**YOUR OBJECTIVE**
Exclude all pictures, then copy each of the records exactly as written.

[Dataset records on visual material]
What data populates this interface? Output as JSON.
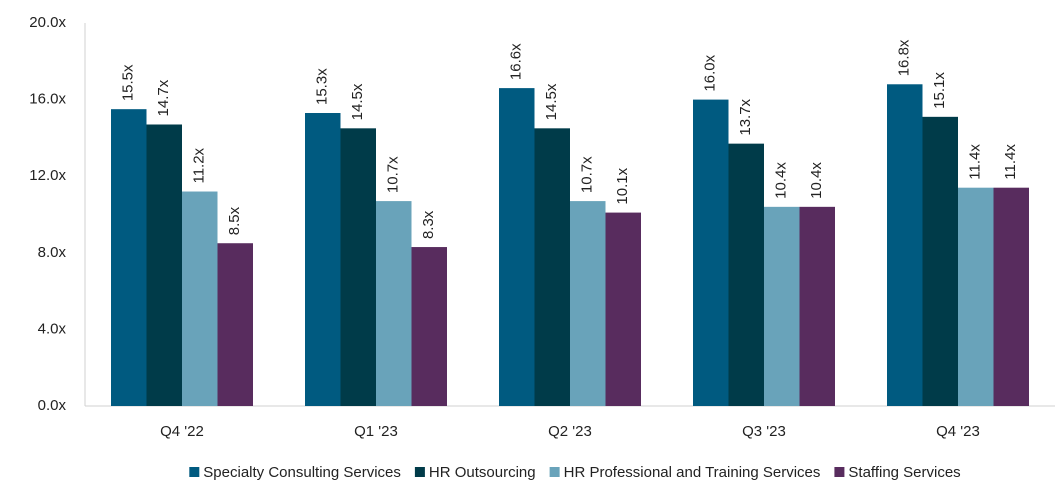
{
  "chart_data": {
    "type": "bar",
    "categories": [
      "Q4 '22",
      "Q1 '23",
      "Q2 '23",
      "Q3 '23",
      "Q4 '23"
    ],
    "series": [
      {
        "name": "Specialty Consulting Services",
        "color": "#005a80",
        "values": [
          15.5,
          15.3,
          16.6,
          16.0,
          16.8
        ],
        "value_labels": [
          "15.5x",
          "15.3x",
          "16.6x",
          "16.0x",
          "16.8x"
        ]
      },
      {
        "name": "HR Outsourcing",
        "color": "#003b49",
        "values": [
          14.7,
          14.5,
          14.5,
          13.7,
          15.1
        ],
        "value_labels": [
          "14.7x",
          "14.5x",
          "14.5x",
          "13.7x",
          "15.1x"
        ]
      },
      {
        "name": "HR Professional and Training Services",
        "color": "#69a3ba",
        "values": [
          11.2,
          10.7,
          10.7,
          10.4,
          11.4
        ],
        "value_labels": [
          "11.2x",
          "10.7x",
          "10.7x",
          "10.4x",
          "11.4x"
        ]
      },
      {
        "name": "Staffing Services",
        "color": "#582c5e",
        "values": [
          8.5,
          8.3,
          10.1,
          10.4,
          11.4
        ],
        "value_labels": [
          "8.5x",
          "8.3x",
          "10.1x",
          "10.4x",
          "11.4x"
        ]
      }
    ],
    "ylim": [
      0,
      20
    ],
    "yticks": [
      {
        "value": 0,
        "label": "0.0x"
      },
      {
        "value": 4,
        "label": "4.0x"
      },
      {
        "value": 8,
        "label": "8.0x"
      },
      {
        "value": 12,
        "label": "12.0x"
      },
      {
        "value": 16,
        "label": "16.0x"
      },
      {
        "value": 20,
        "label": "20.0x"
      }
    ],
    "grid": false,
    "legend": "bottom"
  }
}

**CORRECT ANSWER**
What data populates this interface? Output as JSON.
{
  "chart_data": {
    "type": "bar",
    "categories": [
      "Q4 '22",
      "Q1 '23",
      "Q2 '23",
      "Q3 '23",
      "Q4 '23"
    ],
    "series": [
      {
        "name": "Specialty Consulting Services",
        "color": "#005a80",
        "values": [
          15.5,
          15.3,
          16.6,
          16.0,
          16.8
        ],
        "value_labels": [
          "15.5x",
          "15.3x",
          "16.6x",
          "16.0x",
          "16.8x"
        ]
      },
      {
        "name": "HR Outsourcing",
        "color": "#003b49",
        "values": [
          14.7,
          14.5,
          14.5,
          13.7,
          15.1
        ],
        "value_labels": [
          "14.7x",
          "14.5x",
          "14.5x",
          "13.7x",
          "15.1x"
        ]
      },
      {
        "name": "HR Professional and Training Services",
        "color": "#69a3ba",
        "values": [
          11.2,
          10.7,
          10.7,
          10.4,
          11.4
        ],
        "value_labels": [
          "11.2x",
          "10.7x",
          "10.7x",
          "10.4x",
          "11.4x"
        ]
      },
      {
        "name": "Staffing Services",
        "color": "#582c5e",
        "values": [
          8.5,
          8.3,
          10.1,
          10.4,
          11.4
        ],
        "value_labels": [
          "8.5x",
          "8.3x",
          "10.1x",
          "10.4x",
          "11.4x"
        ]
      }
    ],
    "ylim": [
      0,
      20
    ],
    "yticks": [
      {
        "value": 0,
        "label": "0.0x"
      },
      {
        "value": 4,
        "label": "4.0x"
      },
      {
        "value": 8,
        "label": "8.0x"
      },
      {
        "value": 12,
        "label": "12.0x"
      },
      {
        "value": 16,
        "label": "16.0x"
      },
      {
        "value": 20,
        "label": "20.0x"
      }
    ],
    "grid": false,
    "legend": "bottom"
  }
}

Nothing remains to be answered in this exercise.